## Set problem
Gather each line containing the string "color" from these entries.

## Records for processing
----------------------------------------

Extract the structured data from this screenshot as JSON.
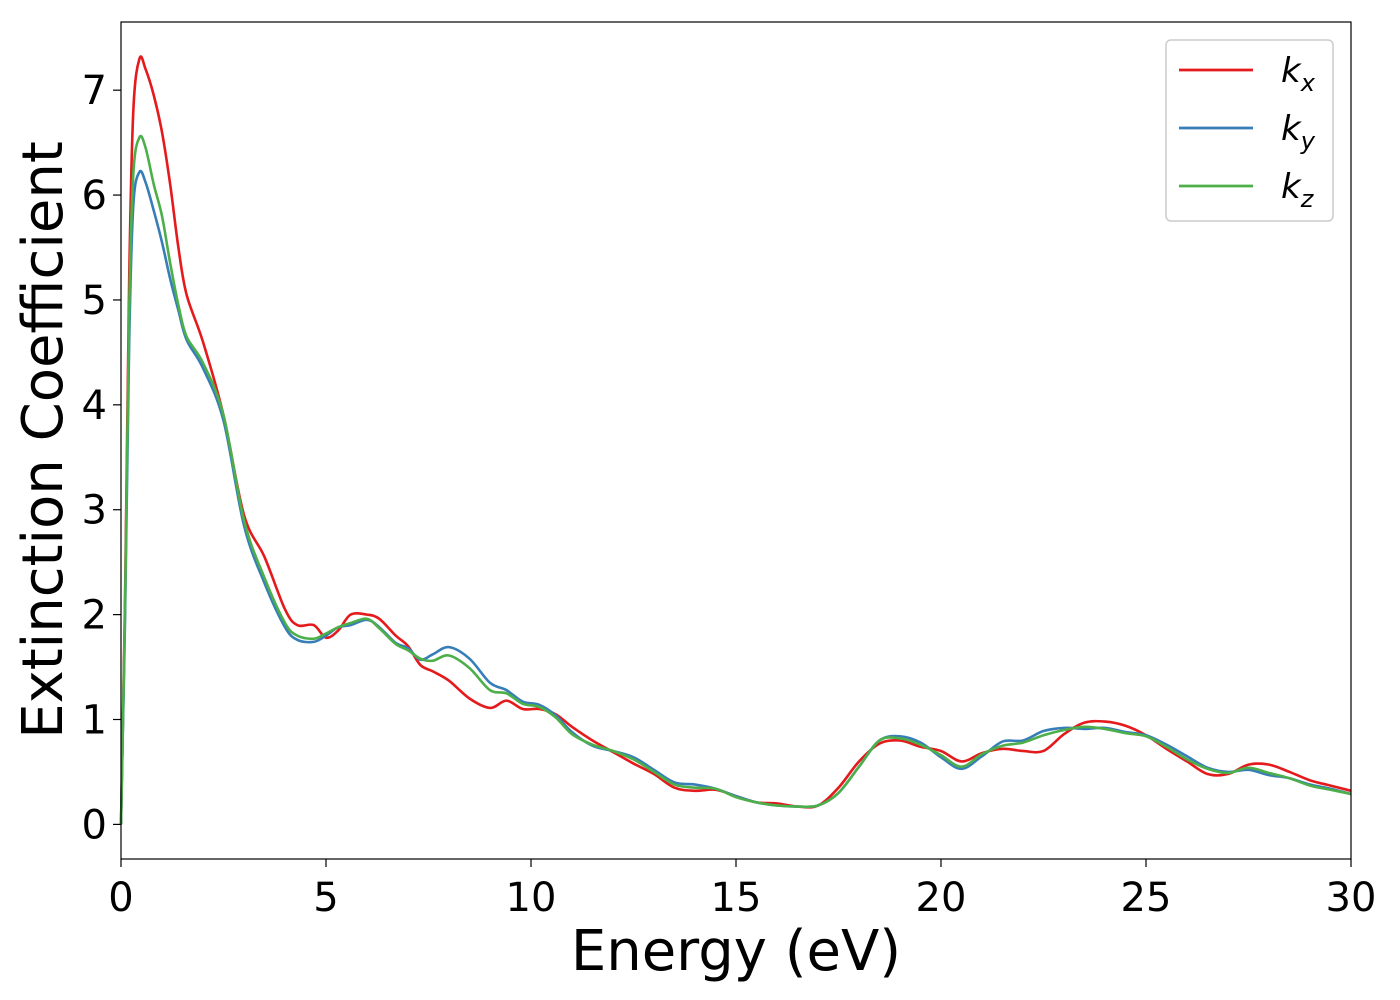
{
  "chart_data": {
    "type": "line",
    "xlabel": "Energy (eV)",
    "ylabel": "Extinction Coefficient",
    "xlim": [
      0,
      30
    ],
    "ylim": [
      -0.33,
      7.65
    ],
    "xticks": [
      0,
      5,
      10,
      15,
      20,
      25,
      30
    ],
    "yticks": [
      0,
      1,
      2,
      3,
      4,
      5,
      6,
      7
    ],
    "grid": false,
    "legend_position": "top-right",
    "series": [
      {
        "name": "k_x",
        "legend_main": "k",
        "legend_sub": "x",
        "color": "#e41a1c",
        "points": [
          [
            0,
            0
          ],
          [
            0.1,
            2.2
          ],
          [
            0.2,
            5.2
          ],
          [
            0.3,
            6.8
          ],
          [
            0.45,
            7.3
          ],
          [
            0.6,
            7.2
          ],
          [
            0.8,
            6.95
          ],
          [
            1.0,
            6.6
          ],
          [
            1.2,
            6.1
          ],
          [
            1.4,
            5.5
          ],
          [
            1.6,
            5.05
          ],
          [
            2.0,
            4.6
          ],
          [
            2.5,
            3.9
          ],
          [
            3.0,
            2.95
          ],
          [
            3.5,
            2.55
          ],
          [
            4.0,
            2.05
          ],
          [
            4.3,
            1.9
          ],
          [
            4.7,
            1.9
          ],
          [
            5.0,
            1.78
          ],
          [
            5.3,
            1.85
          ],
          [
            5.6,
            2.0
          ],
          [
            6.0,
            2.0
          ],
          [
            6.3,
            1.96
          ],
          [
            6.7,
            1.8
          ],
          [
            7.0,
            1.7
          ],
          [
            7.3,
            1.52
          ],
          [
            7.6,
            1.46
          ],
          [
            8.0,
            1.37
          ],
          [
            8.5,
            1.2
          ],
          [
            9.0,
            1.11
          ],
          [
            9.4,
            1.18
          ],
          [
            9.8,
            1.1
          ],
          [
            10.2,
            1.1
          ],
          [
            10.6,
            1.05
          ],
          [
            11.0,
            0.93
          ],
          [
            11.5,
            0.8
          ],
          [
            12.0,
            0.69
          ],
          [
            12.5,
            0.58
          ],
          [
            13.0,
            0.48
          ],
          [
            13.5,
            0.35
          ],
          [
            14.0,
            0.32
          ],
          [
            14.5,
            0.33
          ],
          [
            15.0,
            0.27
          ],
          [
            15.5,
            0.21
          ],
          [
            16.0,
            0.2
          ],
          [
            16.5,
            0.17
          ],
          [
            17.0,
            0.18
          ],
          [
            17.5,
            0.35
          ],
          [
            18.0,
            0.6
          ],
          [
            18.5,
            0.77
          ],
          [
            19.0,
            0.8
          ],
          [
            19.5,
            0.74
          ],
          [
            20.0,
            0.7
          ],
          [
            20.5,
            0.6
          ],
          [
            21.0,
            0.68
          ],
          [
            21.5,
            0.72
          ],
          [
            22.0,
            0.7
          ],
          [
            22.5,
            0.7
          ],
          [
            23.0,
            0.86
          ],
          [
            23.5,
            0.97
          ],
          [
            24.0,
            0.98
          ],
          [
            24.5,
            0.94
          ],
          [
            25.0,
            0.85
          ],
          [
            25.5,
            0.72
          ],
          [
            26.0,
            0.6
          ],
          [
            26.5,
            0.48
          ],
          [
            27.0,
            0.48
          ],
          [
            27.5,
            0.57
          ],
          [
            28.0,
            0.57
          ],
          [
            28.5,
            0.5
          ],
          [
            29.0,
            0.42
          ],
          [
            29.5,
            0.37
          ],
          [
            30.0,
            0.32
          ]
        ]
      },
      {
        "name": "k_y",
        "legend_main": "k",
        "legend_sub": "y",
        "color": "#377eb8",
        "points": [
          [
            0,
            0
          ],
          [
            0.1,
            2.0
          ],
          [
            0.2,
            4.6
          ],
          [
            0.3,
            5.9
          ],
          [
            0.45,
            6.22
          ],
          [
            0.6,
            6.12
          ],
          [
            0.8,
            5.85
          ],
          [
            1.0,
            5.55
          ],
          [
            1.2,
            5.2
          ],
          [
            1.4,
            4.9
          ],
          [
            1.6,
            4.62
          ],
          [
            2.0,
            4.35
          ],
          [
            2.5,
            3.85
          ],
          [
            3.0,
            2.85
          ],
          [
            3.5,
            2.3
          ],
          [
            4.0,
            1.88
          ],
          [
            4.3,
            1.76
          ],
          [
            4.7,
            1.74
          ],
          [
            5.0,
            1.8
          ],
          [
            5.3,
            1.88
          ],
          [
            5.6,
            1.9
          ],
          [
            6.0,
            1.95
          ],
          [
            6.3,
            1.88
          ],
          [
            6.7,
            1.73
          ],
          [
            7.0,
            1.68
          ],
          [
            7.3,
            1.57
          ],
          [
            7.6,
            1.62
          ],
          [
            8.0,
            1.69
          ],
          [
            8.5,
            1.58
          ],
          [
            9.0,
            1.35
          ],
          [
            9.4,
            1.28
          ],
          [
            9.8,
            1.17
          ],
          [
            10.2,
            1.14
          ],
          [
            10.6,
            1.04
          ],
          [
            11.0,
            0.88
          ],
          [
            11.5,
            0.75
          ],
          [
            12.0,
            0.7
          ],
          [
            12.5,
            0.64
          ],
          [
            13.0,
            0.52
          ],
          [
            13.5,
            0.4
          ],
          [
            14.0,
            0.38
          ],
          [
            14.5,
            0.34
          ],
          [
            15.0,
            0.27
          ],
          [
            15.5,
            0.21
          ],
          [
            16.0,
            0.18
          ],
          [
            16.5,
            0.17
          ],
          [
            17.0,
            0.18
          ],
          [
            17.5,
            0.3
          ],
          [
            18.0,
            0.55
          ],
          [
            18.5,
            0.8
          ],
          [
            19.0,
            0.84
          ],
          [
            19.5,
            0.78
          ],
          [
            20.0,
            0.64
          ],
          [
            20.5,
            0.53
          ],
          [
            21.0,
            0.65
          ],
          [
            21.5,
            0.79
          ],
          [
            22.0,
            0.8
          ],
          [
            22.5,
            0.89
          ],
          [
            23.0,
            0.92
          ],
          [
            23.5,
            0.91
          ],
          [
            24.0,
            0.92
          ],
          [
            24.5,
            0.88
          ],
          [
            25.0,
            0.85
          ],
          [
            25.5,
            0.76
          ],
          [
            26.0,
            0.65
          ],
          [
            26.5,
            0.54
          ],
          [
            27.0,
            0.5
          ],
          [
            27.5,
            0.52
          ],
          [
            28.0,
            0.47
          ],
          [
            28.5,
            0.44
          ],
          [
            29.0,
            0.38
          ],
          [
            29.5,
            0.34
          ],
          [
            30.0,
            0.29
          ]
        ]
      },
      {
        "name": "k_z",
        "legend_main": "k",
        "legend_sub": "z",
        "color": "#4daf4a",
        "points": [
          [
            0,
            0
          ],
          [
            0.1,
            2.1
          ],
          [
            0.2,
            4.9
          ],
          [
            0.3,
            6.2
          ],
          [
            0.45,
            6.55
          ],
          [
            0.6,
            6.45
          ],
          [
            0.8,
            6.1
          ],
          [
            1.0,
            5.8
          ],
          [
            1.2,
            5.35
          ],
          [
            1.4,
            4.95
          ],
          [
            1.6,
            4.65
          ],
          [
            2.0,
            4.4
          ],
          [
            2.5,
            3.9
          ],
          [
            3.0,
            2.9
          ],
          [
            3.5,
            2.35
          ],
          [
            4.0,
            1.92
          ],
          [
            4.3,
            1.8
          ],
          [
            4.7,
            1.77
          ],
          [
            5.0,
            1.82
          ],
          [
            5.3,
            1.88
          ],
          [
            5.6,
            1.92
          ],
          [
            6.0,
            1.96
          ],
          [
            6.3,
            1.87
          ],
          [
            6.7,
            1.72
          ],
          [
            7.0,
            1.66
          ],
          [
            7.3,
            1.58
          ],
          [
            7.6,
            1.56
          ],
          [
            8.0,
            1.61
          ],
          [
            8.5,
            1.49
          ],
          [
            9.0,
            1.28
          ],
          [
            9.4,
            1.25
          ],
          [
            9.8,
            1.15
          ],
          [
            10.2,
            1.12
          ],
          [
            10.6,
            1.02
          ],
          [
            11.0,
            0.86
          ],
          [
            11.5,
            0.76
          ],
          [
            12.0,
            0.7
          ],
          [
            12.5,
            0.62
          ],
          [
            13.0,
            0.5
          ],
          [
            13.5,
            0.38
          ],
          [
            14.0,
            0.35
          ],
          [
            14.5,
            0.34
          ],
          [
            15.0,
            0.26
          ],
          [
            15.5,
            0.21
          ],
          [
            16.0,
            0.18
          ],
          [
            16.5,
            0.17
          ],
          [
            17.0,
            0.18
          ],
          [
            17.5,
            0.3
          ],
          [
            18.0,
            0.55
          ],
          [
            18.5,
            0.8
          ],
          [
            19.0,
            0.82
          ],
          [
            19.5,
            0.76
          ],
          [
            20.0,
            0.66
          ],
          [
            20.5,
            0.55
          ],
          [
            21.0,
            0.67
          ],
          [
            21.5,
            0.75
          ],
          [
            22.0,
            0.78
          ],
          [
            22.5,
            0.85
          ],
          [
            23.0,
            0.9
          ],
          [
            23.5,
            0.93
          ],
          [
            24.0,
            0.91
          ],
          [
            24.5,
            0.87
          ],
          [
            25.0,
            0.84
          ],
          [
            25.5,
            0.74
          ],
          [
            26.0,
            0.62
          ],
          [
            26.5,
            0.53
          ],
          [
            27.0,
            0.49
          ],
          [
            27.5,
            0.54
          ],
          [
            28.0,
            0.49
          ],
          [
            28.5,
            0.44
          ],
          [
            29.0,
            0.37
          ],
          [
            29.5,
            0.33
          ],
          [
            30.0,
            0.29
          ]
        ]
      }
    ]
  }
}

----------------------------------------

## Full solution
        "color": "#e41a1c",
        "color": "#377eb8",
        "color": "#4daf4a",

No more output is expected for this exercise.